─── INFORMATION SHOWN
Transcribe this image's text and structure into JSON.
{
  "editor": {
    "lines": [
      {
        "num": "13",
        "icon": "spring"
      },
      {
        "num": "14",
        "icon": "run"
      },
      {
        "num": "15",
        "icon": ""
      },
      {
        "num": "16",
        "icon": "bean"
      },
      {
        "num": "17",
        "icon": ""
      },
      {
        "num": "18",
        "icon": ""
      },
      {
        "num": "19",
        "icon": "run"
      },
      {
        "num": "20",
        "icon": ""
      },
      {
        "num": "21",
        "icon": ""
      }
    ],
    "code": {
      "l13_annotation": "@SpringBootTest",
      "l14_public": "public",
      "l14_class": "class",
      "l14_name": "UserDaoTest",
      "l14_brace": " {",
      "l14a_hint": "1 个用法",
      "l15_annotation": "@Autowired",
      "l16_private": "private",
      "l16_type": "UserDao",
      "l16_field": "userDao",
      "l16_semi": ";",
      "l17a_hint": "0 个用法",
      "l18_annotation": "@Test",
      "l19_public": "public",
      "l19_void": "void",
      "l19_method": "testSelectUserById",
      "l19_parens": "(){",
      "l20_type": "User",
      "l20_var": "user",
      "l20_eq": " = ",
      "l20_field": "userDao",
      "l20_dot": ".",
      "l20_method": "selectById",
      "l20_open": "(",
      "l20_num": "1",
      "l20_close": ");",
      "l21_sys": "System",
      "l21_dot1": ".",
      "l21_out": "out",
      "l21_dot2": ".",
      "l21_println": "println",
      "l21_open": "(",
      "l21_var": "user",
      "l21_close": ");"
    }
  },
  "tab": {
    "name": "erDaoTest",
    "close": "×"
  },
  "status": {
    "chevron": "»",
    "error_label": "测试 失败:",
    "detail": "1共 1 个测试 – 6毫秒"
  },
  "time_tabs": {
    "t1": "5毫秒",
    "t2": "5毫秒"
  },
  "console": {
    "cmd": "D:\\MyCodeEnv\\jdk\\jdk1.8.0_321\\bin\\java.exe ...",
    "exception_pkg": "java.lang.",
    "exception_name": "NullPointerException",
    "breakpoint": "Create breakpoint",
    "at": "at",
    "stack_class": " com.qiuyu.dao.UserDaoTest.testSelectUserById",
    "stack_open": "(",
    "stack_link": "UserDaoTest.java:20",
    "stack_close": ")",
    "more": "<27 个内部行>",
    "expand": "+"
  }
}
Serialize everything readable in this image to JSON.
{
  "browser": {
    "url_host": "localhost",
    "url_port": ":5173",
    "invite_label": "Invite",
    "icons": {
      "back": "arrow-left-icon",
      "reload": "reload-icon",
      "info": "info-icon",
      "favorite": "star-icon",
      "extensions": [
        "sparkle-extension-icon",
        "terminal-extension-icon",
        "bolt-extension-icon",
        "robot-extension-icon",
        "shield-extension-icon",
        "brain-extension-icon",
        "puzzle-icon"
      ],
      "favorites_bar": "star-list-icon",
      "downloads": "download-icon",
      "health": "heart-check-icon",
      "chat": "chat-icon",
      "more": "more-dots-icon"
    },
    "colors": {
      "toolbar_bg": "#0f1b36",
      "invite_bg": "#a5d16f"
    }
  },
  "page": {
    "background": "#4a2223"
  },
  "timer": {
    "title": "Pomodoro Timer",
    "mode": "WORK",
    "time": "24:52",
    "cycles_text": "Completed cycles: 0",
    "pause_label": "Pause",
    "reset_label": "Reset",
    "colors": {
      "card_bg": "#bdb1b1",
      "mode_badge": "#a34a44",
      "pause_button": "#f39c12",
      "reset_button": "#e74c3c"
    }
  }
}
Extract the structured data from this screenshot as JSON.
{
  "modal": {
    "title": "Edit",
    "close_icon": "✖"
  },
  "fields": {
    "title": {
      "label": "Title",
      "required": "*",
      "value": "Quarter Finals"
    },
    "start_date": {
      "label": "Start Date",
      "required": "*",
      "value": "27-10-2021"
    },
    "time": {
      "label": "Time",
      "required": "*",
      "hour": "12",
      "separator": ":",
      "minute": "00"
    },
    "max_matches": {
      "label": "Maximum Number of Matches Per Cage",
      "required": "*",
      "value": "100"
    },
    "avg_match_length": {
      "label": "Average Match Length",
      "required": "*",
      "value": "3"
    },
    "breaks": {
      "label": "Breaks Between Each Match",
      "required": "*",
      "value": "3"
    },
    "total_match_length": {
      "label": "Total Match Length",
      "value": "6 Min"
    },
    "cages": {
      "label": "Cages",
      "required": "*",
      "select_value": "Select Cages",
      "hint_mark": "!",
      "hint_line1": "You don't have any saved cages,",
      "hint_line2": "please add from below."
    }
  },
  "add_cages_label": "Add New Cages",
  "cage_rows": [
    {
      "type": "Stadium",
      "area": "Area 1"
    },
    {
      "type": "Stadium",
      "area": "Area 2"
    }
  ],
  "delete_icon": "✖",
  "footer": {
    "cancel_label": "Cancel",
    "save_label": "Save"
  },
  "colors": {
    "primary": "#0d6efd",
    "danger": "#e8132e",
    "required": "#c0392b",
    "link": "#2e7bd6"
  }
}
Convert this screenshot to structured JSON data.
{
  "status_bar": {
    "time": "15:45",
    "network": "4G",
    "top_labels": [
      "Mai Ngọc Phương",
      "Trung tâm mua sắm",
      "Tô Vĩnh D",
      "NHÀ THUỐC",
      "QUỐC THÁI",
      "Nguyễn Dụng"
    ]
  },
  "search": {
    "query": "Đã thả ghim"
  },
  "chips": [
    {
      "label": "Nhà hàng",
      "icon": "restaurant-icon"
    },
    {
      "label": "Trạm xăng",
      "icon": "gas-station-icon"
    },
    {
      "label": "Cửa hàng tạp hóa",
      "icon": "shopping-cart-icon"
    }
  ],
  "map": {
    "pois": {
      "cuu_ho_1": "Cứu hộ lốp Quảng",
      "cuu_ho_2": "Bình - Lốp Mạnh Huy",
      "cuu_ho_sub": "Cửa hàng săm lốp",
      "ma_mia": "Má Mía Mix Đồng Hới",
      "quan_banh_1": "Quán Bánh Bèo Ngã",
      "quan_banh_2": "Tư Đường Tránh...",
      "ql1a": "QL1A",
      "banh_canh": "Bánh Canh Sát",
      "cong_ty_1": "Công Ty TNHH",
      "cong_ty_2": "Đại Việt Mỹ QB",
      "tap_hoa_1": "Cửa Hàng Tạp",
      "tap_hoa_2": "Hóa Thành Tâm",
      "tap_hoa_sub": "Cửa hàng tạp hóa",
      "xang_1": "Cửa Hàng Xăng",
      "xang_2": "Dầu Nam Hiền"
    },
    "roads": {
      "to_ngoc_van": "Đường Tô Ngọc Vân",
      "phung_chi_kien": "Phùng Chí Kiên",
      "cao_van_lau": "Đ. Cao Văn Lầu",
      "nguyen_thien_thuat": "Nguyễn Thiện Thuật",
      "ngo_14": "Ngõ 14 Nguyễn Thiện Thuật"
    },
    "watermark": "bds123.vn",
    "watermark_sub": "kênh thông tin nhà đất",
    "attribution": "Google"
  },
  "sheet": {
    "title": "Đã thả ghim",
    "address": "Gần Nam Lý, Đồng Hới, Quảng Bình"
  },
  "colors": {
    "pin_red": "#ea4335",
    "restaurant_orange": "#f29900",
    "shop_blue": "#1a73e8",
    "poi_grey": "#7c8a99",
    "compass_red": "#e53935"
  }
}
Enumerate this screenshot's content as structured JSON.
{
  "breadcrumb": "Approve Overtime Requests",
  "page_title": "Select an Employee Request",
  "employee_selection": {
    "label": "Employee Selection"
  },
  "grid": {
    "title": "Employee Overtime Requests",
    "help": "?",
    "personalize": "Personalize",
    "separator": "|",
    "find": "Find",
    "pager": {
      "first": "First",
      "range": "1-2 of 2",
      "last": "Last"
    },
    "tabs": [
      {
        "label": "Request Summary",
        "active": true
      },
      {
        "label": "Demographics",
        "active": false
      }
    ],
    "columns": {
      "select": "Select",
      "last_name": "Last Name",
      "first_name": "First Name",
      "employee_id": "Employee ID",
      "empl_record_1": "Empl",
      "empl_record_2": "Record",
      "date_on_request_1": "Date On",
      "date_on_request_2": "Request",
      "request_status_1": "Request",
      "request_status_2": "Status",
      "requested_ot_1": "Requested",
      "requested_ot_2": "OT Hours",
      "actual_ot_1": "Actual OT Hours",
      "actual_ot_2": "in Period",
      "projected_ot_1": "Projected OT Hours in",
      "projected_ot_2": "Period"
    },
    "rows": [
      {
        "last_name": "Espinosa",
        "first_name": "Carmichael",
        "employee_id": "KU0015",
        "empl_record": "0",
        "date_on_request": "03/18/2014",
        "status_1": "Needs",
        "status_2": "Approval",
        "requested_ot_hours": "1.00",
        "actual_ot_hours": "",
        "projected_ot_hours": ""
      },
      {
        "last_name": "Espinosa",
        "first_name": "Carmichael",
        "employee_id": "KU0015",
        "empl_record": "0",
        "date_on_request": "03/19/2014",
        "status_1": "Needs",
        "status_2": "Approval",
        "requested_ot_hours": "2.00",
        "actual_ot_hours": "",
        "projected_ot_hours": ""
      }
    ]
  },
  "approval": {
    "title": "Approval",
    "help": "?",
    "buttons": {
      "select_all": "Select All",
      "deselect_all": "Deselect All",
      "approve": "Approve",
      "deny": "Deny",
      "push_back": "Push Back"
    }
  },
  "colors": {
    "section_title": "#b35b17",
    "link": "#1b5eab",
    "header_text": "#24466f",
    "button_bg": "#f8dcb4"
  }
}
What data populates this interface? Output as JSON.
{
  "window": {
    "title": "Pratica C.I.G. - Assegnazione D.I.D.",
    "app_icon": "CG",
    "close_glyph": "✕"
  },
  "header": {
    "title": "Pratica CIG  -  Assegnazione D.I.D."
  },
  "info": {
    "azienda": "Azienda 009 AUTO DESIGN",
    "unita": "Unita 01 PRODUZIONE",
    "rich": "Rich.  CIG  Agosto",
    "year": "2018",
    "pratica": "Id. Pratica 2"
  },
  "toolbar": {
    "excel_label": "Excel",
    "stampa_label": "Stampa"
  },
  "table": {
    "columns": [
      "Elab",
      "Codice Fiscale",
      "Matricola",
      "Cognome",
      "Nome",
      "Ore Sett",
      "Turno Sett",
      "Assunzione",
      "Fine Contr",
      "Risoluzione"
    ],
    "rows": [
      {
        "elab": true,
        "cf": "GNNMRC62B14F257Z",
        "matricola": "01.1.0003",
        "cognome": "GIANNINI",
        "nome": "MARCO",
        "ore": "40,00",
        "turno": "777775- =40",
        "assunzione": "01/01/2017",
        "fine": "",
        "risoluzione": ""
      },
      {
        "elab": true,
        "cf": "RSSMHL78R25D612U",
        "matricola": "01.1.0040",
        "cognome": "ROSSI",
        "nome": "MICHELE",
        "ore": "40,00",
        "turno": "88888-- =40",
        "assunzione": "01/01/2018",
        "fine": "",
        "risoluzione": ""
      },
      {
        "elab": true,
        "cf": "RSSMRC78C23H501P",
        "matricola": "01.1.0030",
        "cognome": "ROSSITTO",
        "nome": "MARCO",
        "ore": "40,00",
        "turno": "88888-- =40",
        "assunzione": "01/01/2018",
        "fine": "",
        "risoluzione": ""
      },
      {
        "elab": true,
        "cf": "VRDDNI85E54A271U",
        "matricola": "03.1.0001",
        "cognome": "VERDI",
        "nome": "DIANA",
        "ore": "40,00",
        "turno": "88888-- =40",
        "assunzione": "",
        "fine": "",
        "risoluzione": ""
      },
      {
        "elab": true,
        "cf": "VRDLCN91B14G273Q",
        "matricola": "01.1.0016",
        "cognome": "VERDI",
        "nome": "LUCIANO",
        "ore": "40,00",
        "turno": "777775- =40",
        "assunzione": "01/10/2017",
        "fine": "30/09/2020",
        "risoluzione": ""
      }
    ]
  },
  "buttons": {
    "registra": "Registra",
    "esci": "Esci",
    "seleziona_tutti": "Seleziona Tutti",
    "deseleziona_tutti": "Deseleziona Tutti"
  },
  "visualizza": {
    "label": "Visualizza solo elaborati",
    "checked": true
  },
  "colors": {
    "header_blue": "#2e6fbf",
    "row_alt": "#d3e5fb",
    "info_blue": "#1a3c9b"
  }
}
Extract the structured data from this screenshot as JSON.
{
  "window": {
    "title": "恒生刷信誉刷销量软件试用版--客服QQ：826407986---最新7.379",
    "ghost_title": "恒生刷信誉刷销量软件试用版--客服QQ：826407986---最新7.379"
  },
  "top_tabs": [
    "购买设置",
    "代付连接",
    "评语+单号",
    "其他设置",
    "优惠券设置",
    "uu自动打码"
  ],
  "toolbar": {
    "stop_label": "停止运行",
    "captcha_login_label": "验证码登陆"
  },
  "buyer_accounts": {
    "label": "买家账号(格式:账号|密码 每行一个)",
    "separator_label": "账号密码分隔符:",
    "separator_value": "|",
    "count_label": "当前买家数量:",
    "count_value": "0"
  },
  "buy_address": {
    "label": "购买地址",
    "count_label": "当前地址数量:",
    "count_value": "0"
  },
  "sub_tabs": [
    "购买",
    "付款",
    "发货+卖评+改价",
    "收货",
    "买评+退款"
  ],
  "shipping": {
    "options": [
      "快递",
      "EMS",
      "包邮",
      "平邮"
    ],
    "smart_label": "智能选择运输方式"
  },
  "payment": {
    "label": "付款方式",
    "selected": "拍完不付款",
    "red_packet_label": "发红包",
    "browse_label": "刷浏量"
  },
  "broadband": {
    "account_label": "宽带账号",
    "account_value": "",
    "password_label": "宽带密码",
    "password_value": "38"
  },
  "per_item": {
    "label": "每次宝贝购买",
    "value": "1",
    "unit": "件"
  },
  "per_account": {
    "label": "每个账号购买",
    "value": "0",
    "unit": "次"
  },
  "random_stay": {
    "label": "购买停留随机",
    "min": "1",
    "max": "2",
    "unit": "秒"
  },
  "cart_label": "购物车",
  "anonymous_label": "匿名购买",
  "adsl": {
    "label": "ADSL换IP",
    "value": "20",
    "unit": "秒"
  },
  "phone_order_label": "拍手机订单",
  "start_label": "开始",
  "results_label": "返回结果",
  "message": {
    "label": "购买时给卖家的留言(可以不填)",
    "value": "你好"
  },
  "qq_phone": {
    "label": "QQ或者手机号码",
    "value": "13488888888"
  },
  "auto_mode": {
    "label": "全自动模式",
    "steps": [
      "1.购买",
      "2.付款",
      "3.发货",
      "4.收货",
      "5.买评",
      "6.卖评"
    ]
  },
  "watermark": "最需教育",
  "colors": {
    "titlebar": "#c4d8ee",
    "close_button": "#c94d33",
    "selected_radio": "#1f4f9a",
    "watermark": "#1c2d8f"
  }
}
──────
WRITTEN INSTRUCTION:
In the records above, find each line with the word "JSON" and copy it.

EXERCISE SOLUTION:
Transcribe this image's text and structure into JSON.
Serialize everything readable in this image to JSON.
Extract the structured data from this screenshot as JSON.
Convert this screenshot to structured JSON data.
Enumerate this screenshot's content as structured JSON.
What data populates this interface? Output as JSON.
Extract the structured data from this screenshot as JSON.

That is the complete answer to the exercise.